__Do this__. List each line below that contains the string "自动发现设备".

Labeled box records
= = = = = = =
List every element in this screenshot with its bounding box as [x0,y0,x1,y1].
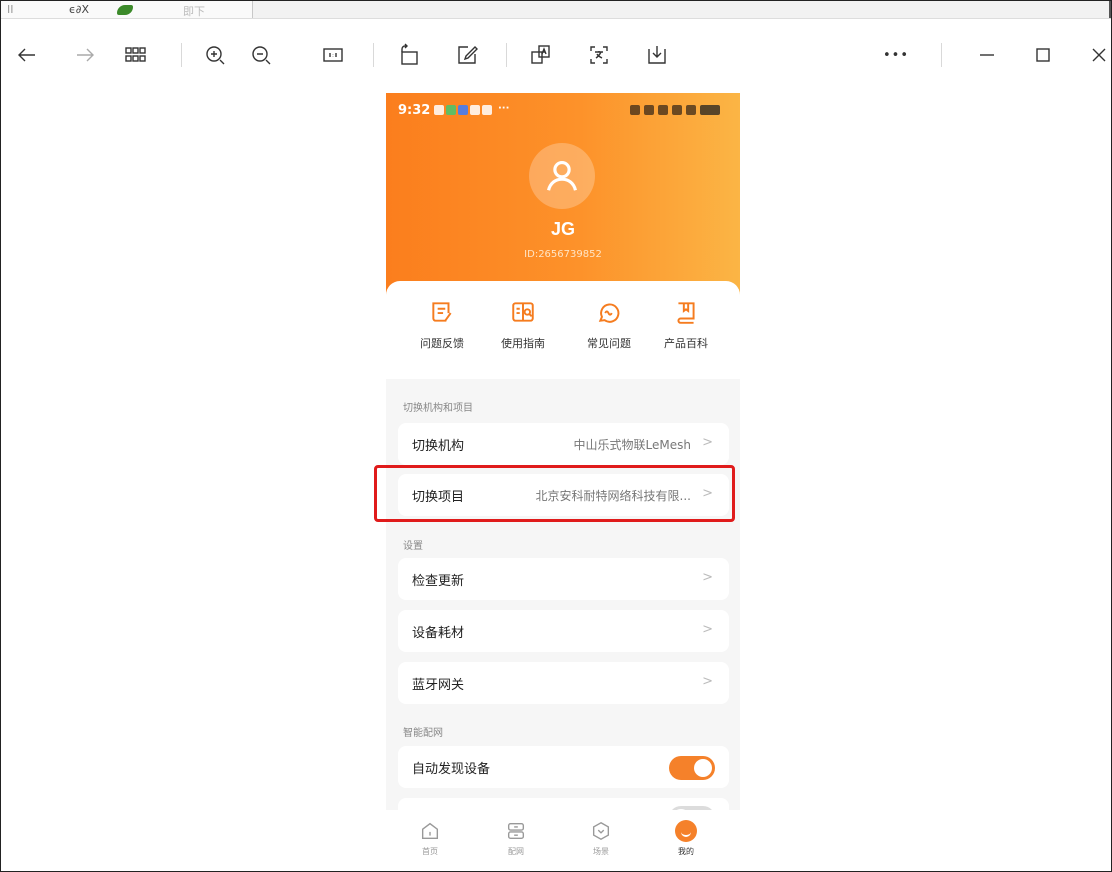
battery-icon [700,105,720,115]
tab-label: 首页 [422,847,438,856]
status-system-icons [630,105,720,115]
row-value: 北京安科耐特网络科技有限... [535,489,691,503]
tab-label: 我的 [678,847,694,856]
signal-icon [686,105,696,115]
status-more: ··· [498,103,510,114]
edit-icon[interactable] [451,39,483,71]
chevron-right-icon: > [702,570,713,585]
shortcut-encyclopedia[interactable]: 产品百科 [646,299,726,351]
profile-header: 9:32 ··· JG ID:2656739852 [386,93,740,303]
rotate-icon[interactable] [393,39,425,71]
tab-scene[interactable]: 场景 [571,820,631,857]
image-viewer-window: II ϵ∂X 即下 ••• 9:32 ··· JG ID:2656739852 … [0,0,1112,872]
row-label: 自动发现设备 [412,762,491,777]
shortcut-panel: 问题反馈 使用指南 常见问题 产品百科 [386,281,740,379]
user-name: JG [550,219,575,239]
status-time: 9:32 [398,103,431,118]
ocr-icon[interactable] [525,39,557,71]
row-label: 切换机构 [412,439,465,454]
shortcut-label: 常见问题 [587,337,631,350]
toolbar-divider [941,43,942,67]
back-icon[interactable] [11,39,43,71]
phone-screenshot: 9:32 ··· JG ID:2656739852 问题反馈 使用指南 常见问题… [386,93,740,871]
notification-icon [470,105,480,115]
toolbar-divider [373,43,374,67]
network-icon [507,822,525,840]
minimize-icon[interactable] [971,39,1003,71]
check-update-row[interactable]: 检查更新 > [398,558,729,600]
row-value: 中山乐式物联LeMesh [573,438,691,452]
chevron-right-icon: > [702,486,713,501]
maximize-icon[interactable] [1027,39,1059,71]
home-icon [421,822,439,840]
strip-text-mid: ϵ∂X [69,3,89,16]
feedback-icon [432,302,452,322]
vibrate-icon [658,105,668,115]
strip-text-left: II [7,3,14,16]
chevron-right-icon: > [702,435,713,450]
wifi-icon [672,105,682,115]
shortcut-label: 使用指南 [501,337,545,350]
row-label: 切换项目 [412,490,465,505]
strip-text-right: 即下 [183,5,205,18]
close-icon[interactable] [1083,39,1111,71]
tab-label: 配网 [508,847,524,856]
auto-discover-toggle[interactable] [669,756,715,780]
row-label: 蓝牙网关 [412,678,465,693]
toggle-knob [694,759,712,777]
notification-icon [458,105,468,115]
section-title-settings: 设置 [403,541,423,552]
grid-view-icon[interactable] [119,39,151,71]
shortcut-feedback[interactable]: 问题反馈 [402,299,482,351]
guide-icon [512,302,534,322]
switch-project-row[interactable]: 切换项目 北京安科耐特网络科技有限... > [398,474,729,516]
more-icon[interactable]: ••• [878,39,914,71]
tab-label: 场景 [593,847,609,856]
notification-icon [446,105,456,115]
faq-icon [598,303,620,323]
me-icon [675,820,697,842]
section-title-switch: 切换机构和项目 [403,403,473,414]
zoom-out-icon[interactable] [245,39,277,71]
tab-home[interactable]: 首页 [400,820,460,857]
location-icon [644,105,654,115]
shortcut-label: 产品百科 [664,337,708,350]
device-consumables-row[interactable]: 设备耗材 > [398,610,729,652]
bottom-tab-bar: 首页 配网 场景 我的 [386,810,740,871]
tab-me[interactable]: 我的 [656,820,716,857]
toolbar-divider [506,43,507,67]
tab-network[interactable]: 配网 [486,820,546,857]
switch-org-row[interactable]: 切换机构 中山乐式物联LeMesh > [398,423,729,465]
translate-icon[interactable] [583,39,615,71]
scene-icon [592,821,610,841]
shortcut-label: 问题反馈 [420,337,464,350]
user-id: ID:2656739852 [524,249,602,260]
actual-size-icon[interactable] [317,39,349,71]
user-icon [546,160,578,191]
background-window-strip: II ϵ∂X 即下 [1,1,1111,19]
zoom-in-icon[interactable] [199,39,231,71]
avatar[interactable] [529,143,595,209]
shortcut-guide[interactable]: 使用指南 [483,299,563,351]
toolbar-divider [181,43,182,67]
chevron-right-icon: > [702,622,713,637]
auto-discover-row: 自动发现设备 [398,746,729,788]
bluetooth-gateway-row[interactable]: 蓝牙网关 > [398,662,729,704]
notification-icon [482,105,492,115]
row-label: 检查更新 [412,574,465,589]
encyclopedia-icon [677,302,695,324]
shortcut-faq[interactable]: 常见问题 [569,299,649,351]
notification-icon [434,105,444,115]
download-icon[interactable] [641,39,673,71]
more-label: ••• [882,47,909,63]
viewer-toolbar: ••• [1,21,1111,93]
bluetooth-icon [630,105,640,115]
chevron-right-icon: > [702,674,713,689]
section-title-network: 智能配网 [403,728,443,739]
forward-icon[interactable] [69,39,101,71]
status-notification-icons [434,105,492,115]
row-label: 设备耗材 [412,626,465,641]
= = = = = = =
__Response for this exercise__.
row-label: 自动发现设备 [412,762,491,777]
auto-discover-row: 自动发现设备 [398,746,729,788]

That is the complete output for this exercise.